---- Data records
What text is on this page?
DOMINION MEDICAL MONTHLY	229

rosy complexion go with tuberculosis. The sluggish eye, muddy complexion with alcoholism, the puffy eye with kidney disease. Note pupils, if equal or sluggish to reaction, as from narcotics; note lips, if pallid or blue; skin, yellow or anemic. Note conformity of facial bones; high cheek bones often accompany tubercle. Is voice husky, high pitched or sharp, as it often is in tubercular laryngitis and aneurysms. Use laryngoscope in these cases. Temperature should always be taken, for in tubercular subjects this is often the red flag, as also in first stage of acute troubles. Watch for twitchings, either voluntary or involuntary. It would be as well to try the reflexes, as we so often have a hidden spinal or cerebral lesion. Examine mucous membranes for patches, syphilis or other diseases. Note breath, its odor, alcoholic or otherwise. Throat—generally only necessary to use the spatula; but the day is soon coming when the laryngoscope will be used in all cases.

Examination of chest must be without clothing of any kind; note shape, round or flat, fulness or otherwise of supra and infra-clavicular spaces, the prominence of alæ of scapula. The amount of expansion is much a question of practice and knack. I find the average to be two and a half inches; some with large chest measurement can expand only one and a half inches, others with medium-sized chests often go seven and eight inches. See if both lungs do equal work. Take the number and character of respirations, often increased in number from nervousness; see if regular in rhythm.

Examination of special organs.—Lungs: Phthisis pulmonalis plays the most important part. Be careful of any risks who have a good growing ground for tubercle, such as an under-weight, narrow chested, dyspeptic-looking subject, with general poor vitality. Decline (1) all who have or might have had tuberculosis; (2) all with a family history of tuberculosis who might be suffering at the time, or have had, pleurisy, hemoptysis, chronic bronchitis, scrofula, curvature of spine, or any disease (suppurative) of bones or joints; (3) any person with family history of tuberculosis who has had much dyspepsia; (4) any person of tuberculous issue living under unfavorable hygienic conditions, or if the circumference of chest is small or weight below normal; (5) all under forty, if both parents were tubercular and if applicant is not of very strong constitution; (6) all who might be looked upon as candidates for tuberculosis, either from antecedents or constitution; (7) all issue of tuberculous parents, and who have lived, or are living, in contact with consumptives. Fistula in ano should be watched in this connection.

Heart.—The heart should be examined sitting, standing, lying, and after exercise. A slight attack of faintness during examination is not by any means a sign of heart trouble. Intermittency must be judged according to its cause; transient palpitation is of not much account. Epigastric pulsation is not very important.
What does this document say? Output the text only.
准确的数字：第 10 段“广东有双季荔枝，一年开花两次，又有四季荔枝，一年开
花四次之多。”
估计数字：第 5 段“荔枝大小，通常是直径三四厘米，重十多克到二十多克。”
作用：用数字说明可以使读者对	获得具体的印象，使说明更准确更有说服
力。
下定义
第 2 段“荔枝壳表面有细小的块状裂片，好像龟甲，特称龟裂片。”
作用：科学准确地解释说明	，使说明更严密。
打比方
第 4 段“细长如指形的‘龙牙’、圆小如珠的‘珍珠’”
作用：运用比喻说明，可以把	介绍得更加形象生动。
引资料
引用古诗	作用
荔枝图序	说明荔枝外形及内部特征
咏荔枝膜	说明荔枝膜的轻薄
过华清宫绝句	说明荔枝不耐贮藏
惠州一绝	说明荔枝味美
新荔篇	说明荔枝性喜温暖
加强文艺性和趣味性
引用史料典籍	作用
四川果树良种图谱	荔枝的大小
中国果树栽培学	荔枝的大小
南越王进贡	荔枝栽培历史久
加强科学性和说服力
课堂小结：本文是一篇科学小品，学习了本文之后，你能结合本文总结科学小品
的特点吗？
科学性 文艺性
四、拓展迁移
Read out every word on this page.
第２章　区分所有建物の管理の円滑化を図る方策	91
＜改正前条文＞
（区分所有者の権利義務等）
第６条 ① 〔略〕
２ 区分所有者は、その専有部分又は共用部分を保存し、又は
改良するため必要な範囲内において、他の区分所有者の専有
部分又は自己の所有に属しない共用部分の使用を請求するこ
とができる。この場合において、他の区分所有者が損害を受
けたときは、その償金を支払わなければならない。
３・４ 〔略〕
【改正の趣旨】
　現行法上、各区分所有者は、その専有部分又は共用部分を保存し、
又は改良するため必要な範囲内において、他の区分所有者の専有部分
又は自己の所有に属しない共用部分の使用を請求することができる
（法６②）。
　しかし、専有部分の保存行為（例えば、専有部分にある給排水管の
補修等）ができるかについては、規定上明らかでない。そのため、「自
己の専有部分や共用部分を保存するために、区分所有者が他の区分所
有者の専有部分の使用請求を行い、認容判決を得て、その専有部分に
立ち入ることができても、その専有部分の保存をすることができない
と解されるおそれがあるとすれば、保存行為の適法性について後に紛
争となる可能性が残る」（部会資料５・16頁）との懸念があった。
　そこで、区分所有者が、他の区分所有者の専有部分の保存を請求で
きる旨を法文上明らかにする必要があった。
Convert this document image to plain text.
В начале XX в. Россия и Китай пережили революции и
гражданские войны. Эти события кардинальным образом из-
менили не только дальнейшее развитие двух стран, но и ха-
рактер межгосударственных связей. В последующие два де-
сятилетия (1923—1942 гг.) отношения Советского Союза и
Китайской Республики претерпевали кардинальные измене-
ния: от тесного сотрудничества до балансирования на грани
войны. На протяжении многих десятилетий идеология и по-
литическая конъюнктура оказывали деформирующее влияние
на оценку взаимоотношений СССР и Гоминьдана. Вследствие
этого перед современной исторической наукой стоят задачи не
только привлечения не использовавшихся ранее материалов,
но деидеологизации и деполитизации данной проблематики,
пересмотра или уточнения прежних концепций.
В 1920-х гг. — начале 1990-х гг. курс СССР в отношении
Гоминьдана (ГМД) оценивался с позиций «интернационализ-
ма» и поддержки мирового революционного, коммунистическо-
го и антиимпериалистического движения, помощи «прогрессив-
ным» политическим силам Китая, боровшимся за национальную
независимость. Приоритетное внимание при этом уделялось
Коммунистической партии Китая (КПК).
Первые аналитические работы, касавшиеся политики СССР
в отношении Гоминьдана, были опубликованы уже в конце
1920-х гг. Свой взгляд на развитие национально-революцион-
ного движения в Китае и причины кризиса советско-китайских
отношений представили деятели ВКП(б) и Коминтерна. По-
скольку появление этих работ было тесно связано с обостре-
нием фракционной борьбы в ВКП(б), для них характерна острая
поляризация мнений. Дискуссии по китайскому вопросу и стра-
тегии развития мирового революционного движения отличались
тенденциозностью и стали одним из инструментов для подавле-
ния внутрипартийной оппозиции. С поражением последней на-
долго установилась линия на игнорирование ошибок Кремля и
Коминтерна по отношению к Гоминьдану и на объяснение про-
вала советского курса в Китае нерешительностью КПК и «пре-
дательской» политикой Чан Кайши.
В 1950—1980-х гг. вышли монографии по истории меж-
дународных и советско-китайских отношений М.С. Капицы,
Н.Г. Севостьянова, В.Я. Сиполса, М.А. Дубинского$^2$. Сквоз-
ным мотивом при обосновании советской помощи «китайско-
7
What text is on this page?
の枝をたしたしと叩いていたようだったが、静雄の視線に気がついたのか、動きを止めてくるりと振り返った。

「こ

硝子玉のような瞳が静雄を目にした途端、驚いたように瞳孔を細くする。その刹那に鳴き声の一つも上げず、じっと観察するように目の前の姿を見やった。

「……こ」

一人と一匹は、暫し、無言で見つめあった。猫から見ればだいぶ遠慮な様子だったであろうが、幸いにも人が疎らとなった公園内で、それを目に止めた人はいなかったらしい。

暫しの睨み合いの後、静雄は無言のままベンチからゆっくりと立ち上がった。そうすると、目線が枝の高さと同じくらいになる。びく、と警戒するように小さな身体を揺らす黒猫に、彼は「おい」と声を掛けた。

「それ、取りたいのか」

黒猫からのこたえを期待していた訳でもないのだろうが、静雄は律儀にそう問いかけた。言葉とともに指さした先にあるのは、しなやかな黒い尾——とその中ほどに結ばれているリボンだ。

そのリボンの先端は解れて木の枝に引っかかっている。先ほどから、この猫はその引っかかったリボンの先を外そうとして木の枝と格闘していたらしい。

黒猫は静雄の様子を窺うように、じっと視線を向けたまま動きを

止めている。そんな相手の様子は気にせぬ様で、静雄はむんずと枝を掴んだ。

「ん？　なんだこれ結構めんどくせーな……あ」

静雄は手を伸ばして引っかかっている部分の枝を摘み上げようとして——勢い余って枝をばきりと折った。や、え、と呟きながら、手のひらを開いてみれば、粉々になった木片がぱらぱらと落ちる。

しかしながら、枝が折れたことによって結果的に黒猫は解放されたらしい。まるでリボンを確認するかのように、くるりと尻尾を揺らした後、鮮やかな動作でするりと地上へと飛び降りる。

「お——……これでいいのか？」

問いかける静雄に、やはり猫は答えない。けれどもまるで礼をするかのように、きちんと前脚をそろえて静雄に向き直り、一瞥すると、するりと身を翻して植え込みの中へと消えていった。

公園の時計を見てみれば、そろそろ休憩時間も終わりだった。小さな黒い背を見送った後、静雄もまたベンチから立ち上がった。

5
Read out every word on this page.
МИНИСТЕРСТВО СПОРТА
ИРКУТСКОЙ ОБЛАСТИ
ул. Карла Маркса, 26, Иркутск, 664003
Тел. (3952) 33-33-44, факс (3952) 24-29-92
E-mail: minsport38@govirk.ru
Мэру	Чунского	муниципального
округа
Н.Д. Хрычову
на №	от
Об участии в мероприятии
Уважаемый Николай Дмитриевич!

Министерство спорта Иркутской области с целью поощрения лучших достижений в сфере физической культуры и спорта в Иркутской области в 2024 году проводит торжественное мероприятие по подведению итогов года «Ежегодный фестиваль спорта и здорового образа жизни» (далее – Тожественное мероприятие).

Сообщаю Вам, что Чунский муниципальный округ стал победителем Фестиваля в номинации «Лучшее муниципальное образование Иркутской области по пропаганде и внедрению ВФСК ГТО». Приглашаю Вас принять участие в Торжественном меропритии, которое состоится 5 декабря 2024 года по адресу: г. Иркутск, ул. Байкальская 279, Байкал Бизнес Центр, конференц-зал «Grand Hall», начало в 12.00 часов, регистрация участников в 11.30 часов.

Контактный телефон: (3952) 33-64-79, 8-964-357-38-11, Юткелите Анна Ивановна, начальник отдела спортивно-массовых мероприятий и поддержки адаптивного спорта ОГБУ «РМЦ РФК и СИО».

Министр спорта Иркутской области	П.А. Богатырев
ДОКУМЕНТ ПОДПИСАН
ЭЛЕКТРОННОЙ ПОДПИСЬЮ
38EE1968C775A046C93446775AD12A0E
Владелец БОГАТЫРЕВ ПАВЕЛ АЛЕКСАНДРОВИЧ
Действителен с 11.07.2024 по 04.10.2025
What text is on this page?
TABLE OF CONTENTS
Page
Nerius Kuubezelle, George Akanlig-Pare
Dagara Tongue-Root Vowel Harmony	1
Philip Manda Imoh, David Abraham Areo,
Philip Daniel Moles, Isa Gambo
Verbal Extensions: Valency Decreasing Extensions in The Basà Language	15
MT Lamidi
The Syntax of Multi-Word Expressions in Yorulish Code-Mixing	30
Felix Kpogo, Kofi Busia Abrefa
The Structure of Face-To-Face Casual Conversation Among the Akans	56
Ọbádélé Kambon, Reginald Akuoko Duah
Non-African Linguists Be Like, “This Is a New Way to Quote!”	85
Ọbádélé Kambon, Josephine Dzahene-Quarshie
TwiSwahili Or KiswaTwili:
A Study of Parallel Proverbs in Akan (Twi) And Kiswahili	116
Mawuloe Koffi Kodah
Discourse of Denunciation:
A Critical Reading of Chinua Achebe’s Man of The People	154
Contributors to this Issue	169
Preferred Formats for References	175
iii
--------
### Written task
Find all lines holding the string "отношении" and copy them.

### Exercise result
В 1920-х гг. — начале 1990-х гг. курс СССР в отношении
в отношении Гоминьдана, были опубликованы уже в конце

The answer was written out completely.